### COMPITO 1
Restituisci tutte le righe delle voci riportate qui sotto che contengono la stringa "支出指数", tenendo conto di maiuscole e minuscole.
### COMPITO 2
Prosegui il testo sull'immigrazione nel Mediterraneo riportato qui sotto, scrivendo a partire dalla sua ultima frase.

### TESTO FORNITO
15/1/95
1. Divario demografico
L'Italia e l'Europa si stanno trasformando, a causa del fenomeno
migratorio, in contesti multiculturali, dove persone di lingua,
religione e cultura diversa vivono fianco a fianco. L'islam è una
realtà sempre più presente nelle nostre città, anche se per molti
versi sconosciuta.
Uno dei motivi dell'immigrazione verso l'Europa è la forte crescita
demografica che si è verificata sull'altra sponda del Mediterraneo. La
popolazione del Nord, al termine della seconda guerra mondiale, era
circa il doppio di quella del Sud del bacino mediterraneo. A 50 anni
di distanza il Nordafrica e il
Medioriente hanno colmato il divario nei confronti
dell'Europa mediterranea: la proporzione è attualmente di 1 a 1.
Lo sviluppo demografico non è stato accompagnato, nel Sud del
Mediterraneo, da altrettanti miglioramenti economici. In più, la
popolazione europea, più ricca ma anche più vecchia, ha offerto spazi
all'invasione pacifica di persone provenienti da paesi lontani
geograficamente e culturalmente. Questi immigrati, cresciuti in paesi
dove non si concepisce la separazione tra religione e stato, dove
anzi, come nelle nazioni di cultura islamica, la libertà di scelta
religiosa subisce forti limitazioni, per di più non è consentita se
non in senso unilaterale, finiranno inevitabilmente per provocare seri
problema di convivenza. Ed il flusso da Sud a Nord sembra destinato a
crescere ancora.
La tentazione dell'Occidente, di fronte a questa imponente
immigrazione, è quella di alzare un muro: una barriera di protezione,
formulata in leggi, che allontani la preoccupazione di dover pensare
ad un comune destino nel segno della pace e della giustizia. Sbaglia
perché chi crede che servano leggi o bastino seri controlli di polizia
per disinnescare la mina dell'immigrazione indiscriminata, con le sue
conseguenze sociali. Serve piuttosto la capacità e la volontà di
interagire, trasformando la molteplicità culturale in reciproco
vantaggio.

### VOCI ELENCATE
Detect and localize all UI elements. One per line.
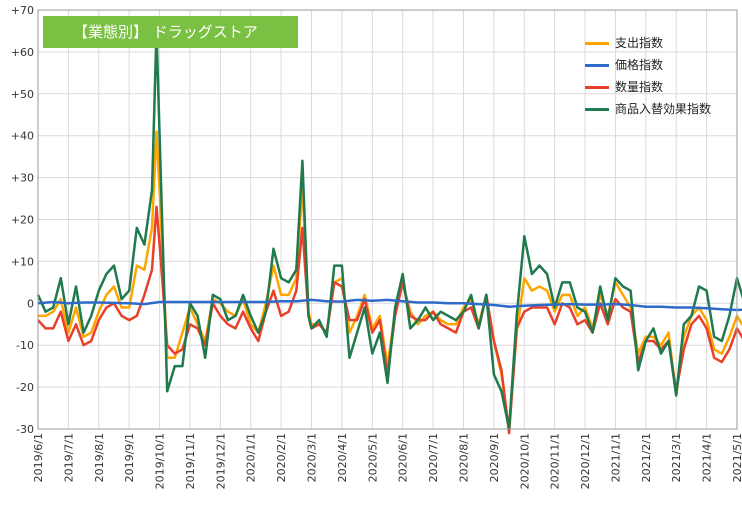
plot-frame (37, 9, 738, 430)
legend-item-spending: 支出指数 (585, 32, 711, 54)
chart-title-badge: 【業態別】 ドラッグストア (43, 16, 298, 48)
y-tick-label: -30 (16, 423, 34, 436)
legend-swatch-replacement (585, 108, 609, 111)
y-tick-label: 0 (27, 297, 34, 310)
y-tick-label: +20 (11, 214, 34, 227)
legend-swatch-spending (585, 42, 609, 45)
y-tick-label: +60 (11, 46, 34, 59)
x-tick-label: 2020/12/1 (579, 433, 592, 489)
y-tick-label: -10 (16, 339, 34, 352)
x-tick-label: 2020/6/1 (397, 433, 410, 482)
x-axis-tick-labels: 2019/6/1 2019/7/1 2019/8/1 2019/9/1 2019/10/… (32, 433, 742, 489)
series-line-spending (38, 130, 742, 431)
x-tick-label: 2020/11/1 (549, 433, 562, 489)
legend-label-quantity: 数量指数 (615, 80, 664, 94)
legend-item-replacement: 商品入替効果指数 (585, 98, 711, 120)
legend-label-price: 価格指数 (615, 58, 664, 72)
x-tick-label: 2021/1/1 (609, 433, 622, 482)
x-tick-label: 2021/3/1 (670, 433, 683, 482)
x-tick-label: 2020/4/1 (336, 433, 349, 482)
x-tick-label: 2019/7/1 (62, 433, 75, 482)
y-tick-label: +10 (11, 255, 34, 268)
x-tick-label: 2021/4/1 (701, 433, 714, 482)
x-tick-label: 2019/11/1 (184, 433, 197, 489)
x-tick-label: 2020/1/1 (245, 433, 258, 482)
x-tick-label: 2019/8/1 (93, 433, 106, 482)
x-tick-label: 2020/9/1 (488, 433, 501, 482)
x-tick-label: 2020/2/1 (275, 433, 288, 482)
legend-swatch-price (585, 64, 609, 67)
x-tick-label: 2019/10/1 (154, 433, 167, 489)
x-tick-label: 2020/8/1 (457, 433, 470, 482)
legend-item-quantity: 数量指数 (585, 76, 711, 98)
x-tick-label: 2019/6/1 (32, 433, 45, 482)
legend: 支出指数 価格指数 数量指数 商品入替効果指数 (585, 32, 711, 120)
x-tick-label: 2021/5/1 (731, 433, 742, 482)
y-tick-label: +50 (11, 88, 34, 101)
legend-label-replacement: 商品入替効果指数 (615, 102, 712, 116)
y-tick-label: +30 (11, 172, 34, 185)
x-tick-label: 2020/7/1 (427, 433, 440, 482)
legend-item-price: 価格指数 (585, 54, 711, 76)
y-tick-label: +40 (11, 130, 34, 143)
x-tick-label: 2019/9/1 (123, 433, 136, 482)
y-tick-label: +70 (11, 4, 34, 17)
y-axis-tick-labels: +70 +60 +50 +40 +30 +20 +10 0 -10 -20 -30 (11, 4, 34, 436)
x-tick-label: 2021/2/1 (640, 433, 653, 482)
x-tick-label: 2020/5/1 (366, 433, 379, 482)
legend-swatch-quantity (585, 86, 609, 89)
legend-label-spending: 支出指数 (615, 36, 664, 50)
y-tick-label: -20 (16, 381, 34, 394)
x-tick-label: 2019/12/1 (214, 433, 227, 489)
x-tick-label: 2020/3/1 (306, 433, 319, 482)
series-line-price (37, 298, 742, 312)
x-tick-label: 2020/10/1 (518, 433, 531, 489)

### RISPOSTA SCRITTA 1
legend-item-spending: 支出指数 (585, 32, 711, 54)
legend: 支出指数 価格指数 数量指数 商品入替効果指数 (585, 32, 711, 120)
legend-label-spending: 支出指数 (615, 36, 664, 50)

### RISPOSTA SCRITTA 2
L'evoluzione tecnologica permette anche ai popoli più lontani di
intrecciare relazioni ad ogni livello. D'altra parte, difficilmente
una società vive senza contraccolpi i rapidi cambiamenti in cui si
trova coinvolta. Ecco perché la gestione di questi processi di
cambiamento è particolarmente delicata e non può essere lasciata
all'improvvisazione dei singoli, non può essere orientata dalla
ricerca di un ritorno economico. E' dunque responsabilità dei governi
dei paesi che si affacciano sul Mediterraneo stabilire politiche
coordinate che permettano di trasformare la conoscenza reciproca e la
collaborazione in una risorsa positiva.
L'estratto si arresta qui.